Problem description
Write the records out again, keeping each line exactly as it is.

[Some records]
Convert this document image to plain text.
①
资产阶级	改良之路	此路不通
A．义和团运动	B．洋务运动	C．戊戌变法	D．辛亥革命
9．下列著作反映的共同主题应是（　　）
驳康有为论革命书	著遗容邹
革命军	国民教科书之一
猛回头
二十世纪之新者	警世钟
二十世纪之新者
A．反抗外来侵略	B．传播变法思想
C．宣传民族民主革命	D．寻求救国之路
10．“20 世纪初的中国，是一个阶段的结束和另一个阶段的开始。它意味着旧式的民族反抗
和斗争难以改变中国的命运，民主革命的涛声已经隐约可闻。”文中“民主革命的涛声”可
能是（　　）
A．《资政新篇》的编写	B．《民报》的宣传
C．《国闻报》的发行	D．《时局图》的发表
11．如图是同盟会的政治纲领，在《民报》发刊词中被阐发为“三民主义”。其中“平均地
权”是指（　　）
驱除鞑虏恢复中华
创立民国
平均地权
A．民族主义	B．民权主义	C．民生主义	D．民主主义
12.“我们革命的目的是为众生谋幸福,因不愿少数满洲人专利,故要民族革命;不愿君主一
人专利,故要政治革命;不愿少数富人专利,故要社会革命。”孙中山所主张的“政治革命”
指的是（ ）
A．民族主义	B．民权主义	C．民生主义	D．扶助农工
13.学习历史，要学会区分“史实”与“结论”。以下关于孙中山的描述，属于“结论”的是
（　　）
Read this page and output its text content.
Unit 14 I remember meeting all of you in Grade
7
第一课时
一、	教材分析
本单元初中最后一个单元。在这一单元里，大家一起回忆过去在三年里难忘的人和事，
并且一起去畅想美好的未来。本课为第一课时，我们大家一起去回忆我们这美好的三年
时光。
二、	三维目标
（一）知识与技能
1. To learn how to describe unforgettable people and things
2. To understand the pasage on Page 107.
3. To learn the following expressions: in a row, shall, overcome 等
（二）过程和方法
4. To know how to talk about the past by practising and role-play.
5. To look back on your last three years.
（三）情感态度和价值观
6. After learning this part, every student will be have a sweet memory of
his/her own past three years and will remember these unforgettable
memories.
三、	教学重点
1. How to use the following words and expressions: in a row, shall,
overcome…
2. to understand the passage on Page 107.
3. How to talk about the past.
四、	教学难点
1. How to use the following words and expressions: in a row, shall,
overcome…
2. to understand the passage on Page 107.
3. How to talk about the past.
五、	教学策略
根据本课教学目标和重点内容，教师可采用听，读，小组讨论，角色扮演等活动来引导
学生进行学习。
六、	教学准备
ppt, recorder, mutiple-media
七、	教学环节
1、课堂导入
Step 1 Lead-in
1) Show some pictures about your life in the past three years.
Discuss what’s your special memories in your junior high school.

Response to the exercise
Convert this document image to plain text.
①
资产阶级	改良之路	此路不通
A．义和团运动	B．洋务运动	C．戊戌变法	D．辛亥革命
9．下列著作反映的共同主题应是（　　）
驳康有为论革命书	著遗容邹
革命军	国民教科书之一
猛回头
二十世纪之新者	警世钟
二十世纪之新者
A．反抗外来侵略	B．传播变法思想
C．宣传民族民主革命	D．寻求救国之路
10．“20 世纪初的中国，是一个阶段的结束和另一个阶段的开始。它意味着旧式的民族反抗
和斗争难以改变中国的命运，民主革命的涛声已经隐约可闻。”文中“民主革命的涛声”可
能是（　　）
A．《资政新篇》的编写	B．《民报》的宣传
C．《国闻报》的发行	D．《时局图》的发表
11．如图是同盟会的政治纲领，在《民报》发刊词中被阐发为“三民主义”。其中“平均地
权”是指（　　）
驱除鞑虏恢复中华
创立民国
平均地权
A．民族主义	B．民权主义	C．民生主义	D．民主主义
12.“我们革命的目的是为众生谋幸福,因不愿少数满洲人专利,故要民族革命;不愿君主一
人专利,故要政治革命;不愿少数富人专利,故要社会革命。”孙中山所主张的“政治革命”
指的是（ ）
A．民族主义	B．民权主义	C．民生主义	D．扶助农工
13.学习历史，要学会区分“史实”与“结论”。以下关于孙中山的描述，属于“结论”的是
（　　）
Read this page and output its text content.
Unit 14 I remember meeting all of you in Grade
7
第一课时
一、	教材分析
本单元初中最后一个单元。在这一单元里，大家一起回忆过去在三年里难忘的人和事，
并且一起去畅想美好的未来。本课为第一课时，我们大家一起去回忆我们这美好的三年
时光。
二、	三维目标
（一）知识与技能
1. To learn how to describe unforgettable people and things
2. To understand the pasage on Page 107.
3. To learn the following expressions: in a row, shall, overcome 等
（二）过程和方法
4. To know how to talk about the past by practising and role-play.
5. To look back on your last three years.
（三）情感态度和价值观
6. After learning this part, every student will be have a sweet memory of
his/her own past three years and will remember these unforgettable
memories.
三、	教学重点
1. How to use the following words and expressions: in a row, shall,
overcome…
2. to understand the passage on Page 107.
3. How to talk about the past.
四、	教学难点
1. How to use the following words and expressions: in a row, shall,
overcome…
2. to understand the passage on Page 107.
3. How to talk about the past.
五、	教学策略
根据本课教学目标和重点内容，教师可采用听，读，小组讨论，角色扮演等活动来引导
学生进行学习。
六、	教学准备
ppt, recorder, mutiple-media
七、	教学环节
1、课堂导入
Step 1 Lead-in
1) Show some pictures about your life in the past three years.
Discuss what’s your special memories in your junior high school.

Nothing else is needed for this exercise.